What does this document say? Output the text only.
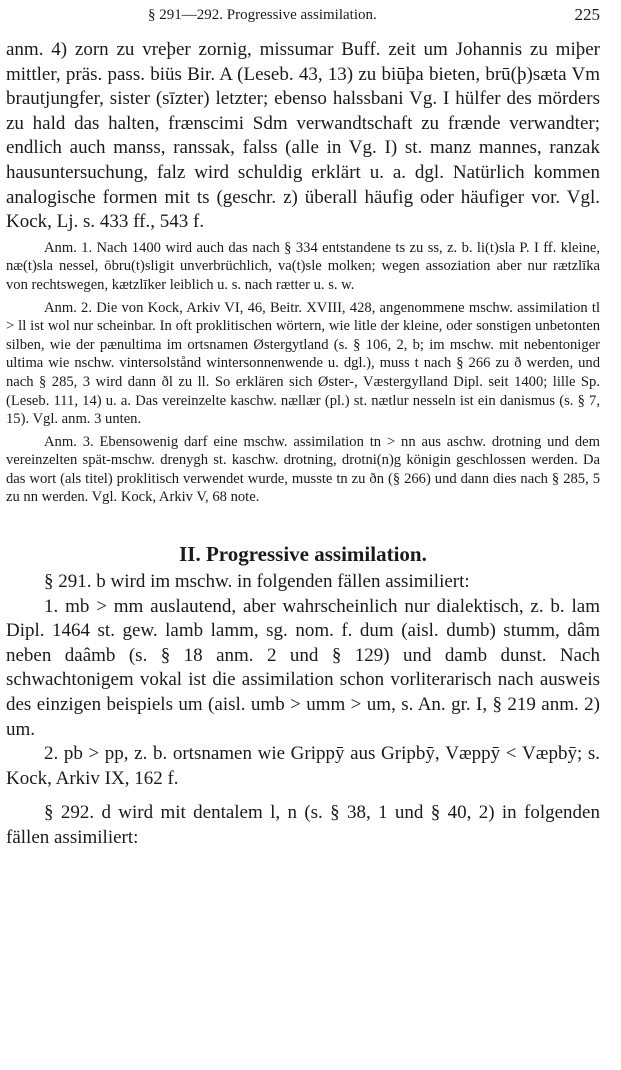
§ 291—292. Progressive assimilation.	225

anm. 4) zorn zu vreþer zornig, missumar Buff. zeit um Johannis zu miþer mittler, präs. pass. biüs Bir. A (Leseb. 43, 13) zu biūþa bieten, brū(þ)sæta Vm brautjungfer, sister (sīzter) letzter; ebenso halssbani Vg. I hülfer des mörders zu hald das halten, frænscimi Sdm verwandtschaft zu frænde verwandter; endlich auch manss, ranssak, falss (alle in Vg. I) st. manz mannes, ranzak hausuntersuchung, falz wird schuldig erklärt u. a. dgl. Natürlich kommen analogische formen mit ts (geschr. z) überall häufig oder häufiger vor. Vgl. Kock, Lj. s. 433 ff., 543 f.

Anm. 1. Nach 1400 wird auch das nach § 334 entstandene ts zu ss, z. b. li(t)sla P. I ff. kleine, næ(t)sla nessel, ōbru(t)sligit unverbrüchlich, va(t)sle molken; wegen assoziation aber nur rætzlīka von rechtswegen, kætzlīker leiblich u. s. nach rætter u. s. w.

Anm. 2. Die von Kock, Arkiv VI, 46, Beitr. XVIII, 428, angenommene mschw. assimilation tl > ll ist wol nur scheinbar. In oft proklitischen wörtern, wie litle der kleine, oder sonstigen unbetonten silben, wie der pænultima im ortsnamen Østergytland (s. § 106, 2, b; im mschw. mit nebentoniger ultima wie nschw. vintersolstånd wintersonnenwende u. dgl.), muss t nach § 266 zu ð werden, und nach § 285, 3 wird dann ðl zu ll. So erklären sich Øster-, Væstergylland Dipl. seit 1400; lille Sp. (Leseb. 111, 14) u. a. Das vereinzelte kaschw. nællær (pl.) st. nætlur nesseln ist ein danismus (s. § 7, 15). Vgl. anm. 3 unten.

Anm. 3. Ebensowenig darf eine mschw. assimilation tn > nn aus aschw. drotning und dem vereinzelten spät-mschw. drenygh st. kaschw. drotning, drotni(n)g königin geschlossen werden. Da das wort (als titel) proklitisch verwendet wurde, musste tn zu ðn (§ 266) und dann dies nach § 285, 5 zu nn werden. Vgl. Kock, Arkiv V, 68 note.

II. Progressive assimilation.

§ 291. b wird im mschw. in folgenden fällen assimiliert:

1. mb > mm auslautend, aber wahrscheinlich nur dialektisch, z. b. lam Dipl. 1464 st. gew. lamb lamm, sg. nom. f. dum (aisl. dumb) stumm, dâm neben daâmb (s. § 18 anm. 2 und § 129) und damb dunst. Nach schwachtonigem vokal ist die assimilation schon vorliterarisch nach ausweis des einzigen beispiels um (aisl. umb > umm > um, s. An. gr. I, § 219 anm. 2) um.

2. pb > pp, z. b. ortsnamen wie Grippӯ aus Gripbӯ, Væppӯ < Væpbӯ; s. Kock, Arkiv IX, 162 f.

§ 292. d wird mit dentalem l, n (s. § 38, 1 und § 40, 2) in folgenden fällen assimiliert:
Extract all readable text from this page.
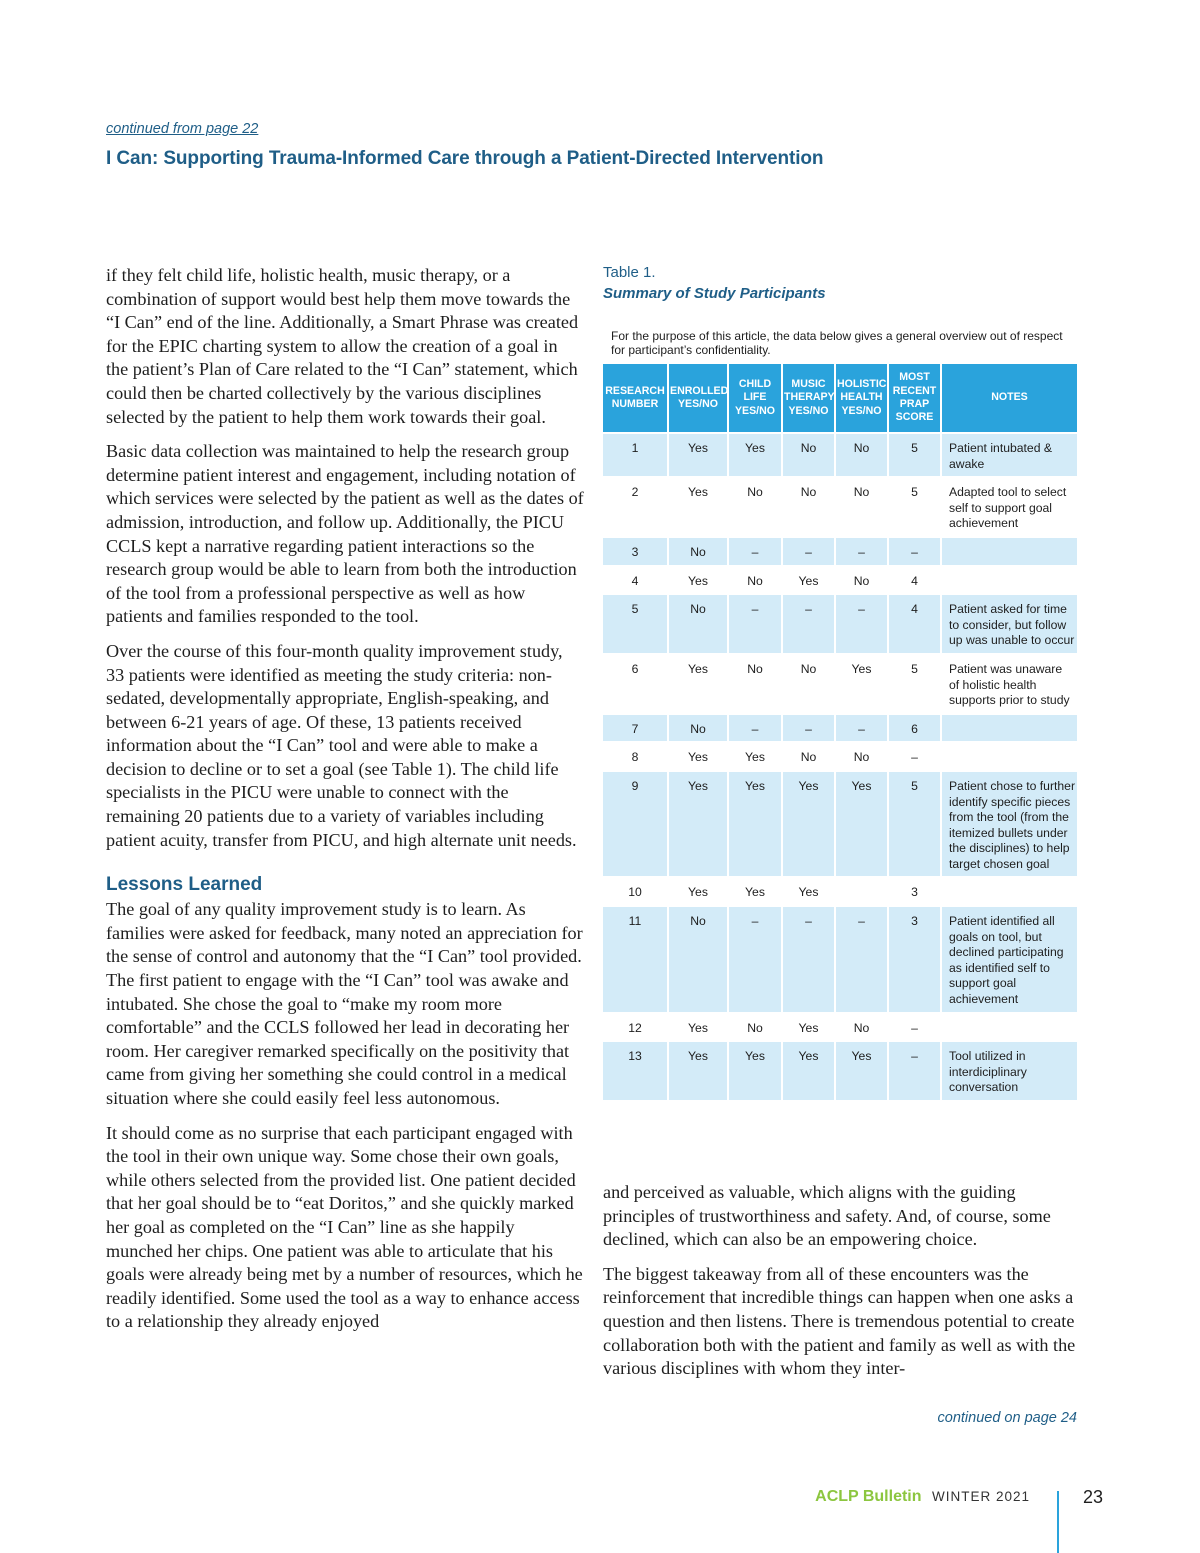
continued from page 22
I Can: Supporting Trauma-Informed Care through a Patient-Directed Intervention

if they felt child life, holistic health, music therapy, or a combination of support would best help them move towards the “I Can” end of the line. Additionally, a Smart Phrase was created for the EPIC charting system to allow the creation of a goal in the patient’s Plan of Care related to the “I Can” statement, which could then be charted collectively by the various disciplines selected by the patient to help them work towards their goal.

Basic data collection was maintained to help the research group determine patient interest and engagement, including notation of which services were selected by the patient as well as the dates of admission, introduction, and follow up. Additionally, the PICU CCLS kept a narrative regarding patient interactions so the research group would be able to learn from both the introduction of the tool from a professional perspective as well as how patients and families responded to the tool.

Over the course of this four-month quality improvement study, 33 patients were identified as meeting the study criteria: non-sedated, developmentally appropriate, English-speaking, and between 6-21 years of age. Of these, 13 patients received information about the “I Can” tool and were able to make a decision to decline or to set a goal (see Table 1). The child life specialists in the PICU were unable to connect with the remaining 20 patients due to a variety of variables including patient acuity, transfer from PICU, and high alternate unit needs.

Lessons Learned

The goal of any quality improvement study is to learn. As families were asked for feedback, many noted an appreciation for the sense of control and autonomy that the “I Can” tool provided. The first patient to engage with the “I Can” tool was awake and intubated. She chose the goal to “make my room more comfortable” and the CCLS followed her lead in decorating her room. Her caregiver remarked specifically on the positivity that came from giving her something she could control in a medical situation where she could easily feel less autonomous.

It should come as no surprise that each participant engaged with the tool in their own unique way. Some chose their own goals, while others selected from the provided list. One patient decided that her goal should be to “eat Doritos,” and she quickly marked her goal as completed on the “I Can” line as she happily munched her chips. One patient was able to articulate that his goals were already being met by a number of resources, which he readily identified. Some used the tool as a way to enhance access to a relationship they already enjoyed

Table 1.

Summary of Study Participants

For the purpose of this article, the data below gives a general overview out of respect for participant’s confidentiality.

RESEARCH NUMBER	ENROLLED YES/NO	CHILD LIFE YES/NO	MUSIC THERAPY YES/NO	HOLISTIC HEALTH YES/NO	MOST RECENT PRAP SCORE	NOTES
1	Yes	Yes	No	No	5	Patient intubated & awake
2	Yes	No	No	No	5	Adapted tool to select self to support goal achievement
3	No	–	–	–	–	
4	Yes	No	Yes	No	4	
5	No	–	–	–	4	Patient asked for time to consider, but follow up was unable to occur
6	Yes	No	No	Yes	5	Patient was unaware of holistic health supports prior to study
7	No	–	–	–	6	
8	Yes	Yes	No	No	–	
9	Yes	Yes	Yes	Yes	5	Patient chose to further identify specific pieces from the tool (from the itemized bullets under the disciplines) to help target chosen goal
10	Yes	Yes	Yes		3	
11	No	–	–	–	3	Patient identified all goals on tool, but declined participating as identified self to support goal achievement
12	Yes	No	Yes	No	–	
13	Yes	Yes	Yes	Yes	–	Tool utilized in interdiciplinary conversation

and perceived as valuable, which aligns with the guiding principles of trustworthiness and safety. And, of course, some declined, which can also be an empowering choice.

The biggest takeaway from all of these encounters was the reinforcement that incredible things can happen when one asks a question and then listens. There is tremendous potential to create collaboration both with the patient and family as well as with the various disciplines with whom they inter-

continued on page 24
ACLP Bulletin WINTER 2021	23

## EXERCISE DIRECTIONS
Without the images, output all the entries exactly as they stand.

## SOLUTION FOR THIS TASK
What does this document say? Output the text only.
§ 291—292. Progressive assimilation.	225

anm. 4) zorn zu vreþer zornig, missumar Buff. zeit um Johannis zu miþer mittler, präs. pass. biüs Bir. A (Leseb. 43, 13) zu biūþa bieten, brū(þ)sæta Vm brautjungfer, sister (sīzter) letzter; ebenso halssbani Vg. I hülfer des mörders zu hald das halten, frænscimi Sdm verwandtschaft zu frænde verwandter; endlich auch manss, ranssak, falss (alle in Vg. I) st. manz mannes, ranzak hausuntersuchung, falz wird schuldig erklärt u. a. dgl. Natürlich kommen analogische formen mit ts (geschr. z) überall häufig oder häufiger vor. Vgl. Kock, Lj. s. 433 ff., 543 f.

Anm. 1. Nach 1400 wird auch das nach § 334 entstandene ts zu ss, z. b. li(t)sla P. I ff. kleine, næ(t)sla nessel, ōbru(t)sligit unverbrüchlich, va(t)sle molken; wegen assoziation aber nur rætzlīka von rechtswegen, kætzlīker leiblich u. s. nach rætter u. s. w.

Anm. 2. Die von Kock, Arkiv VI, 46, Beitr. XVIII, 428, angenommene mschw. assimilation tl > ll ist wol nur scheinbar. In oft proklitischen wörtern, wie litle der kleine, oder sonstigen unbetonten silben, wie der pænultima im ortsnamen Østergytland (s. § 106, 2, b; im mschw. mit nebentoniger ultima wie nschw. vintersolstånd wintersonnenwende u. dgl.), muss t nach § 266 zu ð werden, und nach § 285, 3 wird dann ðl zu ll. So erklären sich Øster-, Væstergylland Dipl. seit 1400; lille Sp. (Leseb. 111, 14) u. a. Das vereinzelte kaschw. nællær (pl.) st. nætlur nesseln ist ein danismus (s. § 7, 15). Vgl. anm. 3 unten.

Anm. 3. Ebensowenig darf eine mschw. assimilation tn > nn aus aschw. drotning und dem vereinzelten spät-mschw. drenygh st. kaschw. drotning, drotni(n)g königin geschlossen werden. Da das wort (als titel) proklitisch verwendet wurde, musste tn zu ðn (§ 266) und dann dies nach § 285, 5 zu nn werden. Vgl. Kock, Arkiv V, 68 note.

II. Progressive assimilation.

§ 291. b wird im mschw. in folgenden fällen assimiliert:

1. mb > mm auslautend, aber wahrscheinlich nur dialektisch, z. b. lam Dipl. 1464 st. gew. lamb lamm, sg. nom. f. dum (aisl. dumb) stumm, dâm neben daâmb (s. § 18 anm. 2 und § 129) und damb dunst. Nach schwachtonigem vokal ist die assimilation schon vorliterarisch nach ausweis des einzigen beispiels um (aisl. umb > umm > um, s. An. gr. I, § 219 anm. 2) um.

2. pb > pp, z. b. ortsnamen wie Grippӯ aus Gripbӯ, Væppӯ < Væpbӯ; s. Kock, Arkiv IX, 162 f.

§ 292. d wird mit dentalem l, n (s. § 38, 1 und § 40, 2) in folgenden fällen assimiliert:
Extract all readable text from this page.
continued from page 22
I Can: Supporting Trauma-Informed Care through a Patient-Directed Intervention

if they felt child life, holistic health, music therapy, or a combination of support would best help them move towards the “I Can” end of the line. Additionally, a Smart Phrase was created for the EPIC charting system to allow the creation of a goal in the patient’s Plan of Care related to the “I Can” statement, which could then be charted collectively by the various disciplines selected by the patient to help them work towards their goal.

Basic data collection was maintained to help the research group determine patient interest and engagement, including notation of which services were selected by the patient as well as the dates of admission, introduction, and follow up. Additionally, the PICU CCLS kept a narrative regarding patient interactions so the research group would be able to learn from both the introduction of the tool from a professional perspective as well as how patients and families responded to the tool.

Over the course of this four-month quality improvement study, 33 patients were identified as meeting the study criteria: non-sedated, developmentally appropriate, English-speaking, and between 6-21 years of age. Of these, 13 patients received information about the “I Can” tool and were able to make a decision to decline or to set a goal (see Table 1). The child life specialists in the PICU were unable to connect with the remaining 20 patients due to a variety of variables including patient acuity, transfer from PICU, and high alternate unit needs.

Lessons Learned

The goal of any quality improvement study is to learn. As families were asked for feedback, many noted an appreciation for the sense of control and autonomy that the “I Can” tool provided. The first patient to engage with the “I Can” tool was awake and intubated. She chose the goal to “make my room more comfortable” and the CCLS followed her lead in decorating her room. Her caregiver remarked specifically on the positivity that came from giving her something she could control in a medical situation where she could easily feel less autonomous.

It should come as no surprise that each participant engaged with the tool in their own unique way. Some chose their own goals, while others selected from the provided list. One patient decided that her goal should be to “eat Doritos,” and she quickly marked her goal as completed on the “I Can” line as she happily munched her chips. One patient was able to articulate that his goals were already being met by a number of resources, which he readily identified. Some used the tool as a way to enhance access to a relationship they already enjoyed

Table 1.

Summary of Study Participants

For the purpose of this article, the data below gives a general overview out of respect for participant’s confidentiality.

RESEARCH NUMBER	ENROLLED YES/NO	CHILD LIFE YES/NO	MUSIC THERAPY YES/NO	HOLISTIC HEALTH YES/NO	MOST RECENT PRAP SCORE	NOTES
1	Yes	Yes	No	No	5	Patient intubated & awake
2	Yes	No	No	No	5	Adapted tool to select self to support goal achievement
3	No	–	–	–	–	
4	Yes	No	Yes	No	4	
5	No	–	–	–	4	Patient asked for time to consider, but follow up was unable to occur
6	Yes	No	No	Yes	5	Patient was unaware of holistic health supports prior to study
7	No	–	–	–	6	
8	Yes	Yes	No	No	–	
9	Yes	Yes	Yes	Yes	5	Patient chose to further identify specific pieces from the tool (from the itemized bullets under the disciplines) to help target chosen goal
10	Yes	Yes	Yes		3	
11	No	–	–	–	3	Patient identified all goals on tool, but declined participating as identified self to support goal achievement
12	Yes	No	Yes	No	–	
13	Yes	Yes	Yes	Yes	–	Tool utilized in interdiciplinary conversation

and perceived as valuable, which aligns with the guiding principles of trustworthiness and safety. And, of course, some declined, which can also be an empowering choice.

The biggest takeaway from all of these encounters was the reinforcement that incredible things can happen when one asks a question and then listens. There is tremendous potential to create collaboration both with the patient and family as well as with the various disciplines with whom they inter-

continued on page 24
ACLP Bulletin WINTER 2021	23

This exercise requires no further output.